Problem details - Reproduce all entries precisely, down to the last character.

Working data -

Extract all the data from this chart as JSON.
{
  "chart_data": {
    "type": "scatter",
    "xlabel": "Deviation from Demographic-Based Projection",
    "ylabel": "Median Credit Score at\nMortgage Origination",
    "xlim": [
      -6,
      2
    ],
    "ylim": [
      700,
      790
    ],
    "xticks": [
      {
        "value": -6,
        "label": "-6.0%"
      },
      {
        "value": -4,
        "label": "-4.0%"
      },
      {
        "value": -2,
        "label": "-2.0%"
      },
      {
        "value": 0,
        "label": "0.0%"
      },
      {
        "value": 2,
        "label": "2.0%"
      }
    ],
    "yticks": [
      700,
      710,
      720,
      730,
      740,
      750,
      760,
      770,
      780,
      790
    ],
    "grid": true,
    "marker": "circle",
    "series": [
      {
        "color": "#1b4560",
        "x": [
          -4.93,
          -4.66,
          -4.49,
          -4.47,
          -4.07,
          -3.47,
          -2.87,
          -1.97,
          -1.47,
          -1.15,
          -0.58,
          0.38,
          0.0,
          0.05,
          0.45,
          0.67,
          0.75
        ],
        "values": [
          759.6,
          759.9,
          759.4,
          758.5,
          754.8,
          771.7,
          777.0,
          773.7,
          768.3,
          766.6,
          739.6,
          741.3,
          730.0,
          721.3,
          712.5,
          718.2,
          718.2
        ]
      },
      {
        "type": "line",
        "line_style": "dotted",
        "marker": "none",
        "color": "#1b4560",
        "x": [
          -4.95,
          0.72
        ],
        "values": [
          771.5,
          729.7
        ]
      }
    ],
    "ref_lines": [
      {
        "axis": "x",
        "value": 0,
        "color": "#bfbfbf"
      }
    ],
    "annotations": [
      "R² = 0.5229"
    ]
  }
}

Task response -
Extract all the data from this chart as JSON.
{
  "chart_data": {
    "type": "scatter",
    "xlabel": "Deviation from Demographic-Based Projection",
    "ylabel": "Median Credit Score at\nMortgage Origination",
    "xlim": [
      -6,
      2
    ],
    "ylim": [
      700,
      790
    ],
    "xticks": [
      {
        "value": -6,
        "label": "-6.0%"
      },
      {
        "value": -4,
        "label": "-4.0%"
      },
      {
        "value": -2,
        "label": "-2.0%"
      },
      {
        "value": 0,
        "label": "0.0%"
      },
      {
        "value": 2,
        "label": "2.0%"
      }
    ],
    "yticks": [
      700,
      710,
      720,
      730,
      740,
      750,
      760,
      770,
      780,
      790
    ],
    "grid": true,
    "marker": "circle",
    "series": [
      {
        "color": "#1b4560",
        "x": [
          -4.93,
          -4.66,
          -4.49,
          -4.47,
          -4.07,
          -3.47,
          -2.87,
          -1.97,
          -1.47,
          -1.15,
          -0.58,
          0.38,
          0.0,
          0.05,
          0.45,
          0.67,
          0.75
        ],
        "values": [
          759.6,
          759.9,
          759.4,
          758.5,
          754.8,
          771.7,
          777.0,
          773.7,
          768.3,
          766.6,
          739.6,
          741.3,
          730.0,
          721.3,
          712.5,
          718.2,
          718.2
        ]
      },
      {
        "type": "line",
        "line_style": "dotted",
        "marker": "none",
        "color": "#1b4560",
        "x": [
          -4.95,
          0.72
        ],
        "values": [
          771.5,
          729.7
        ]
      }
    ],
    "ref_lines": [
      {
        "axis": "x",
        "value": 0,
        "color": "#bfbfbf"
      }
    ],
    "annotations": [
      "R² = 0.5229"
    ]
  }
}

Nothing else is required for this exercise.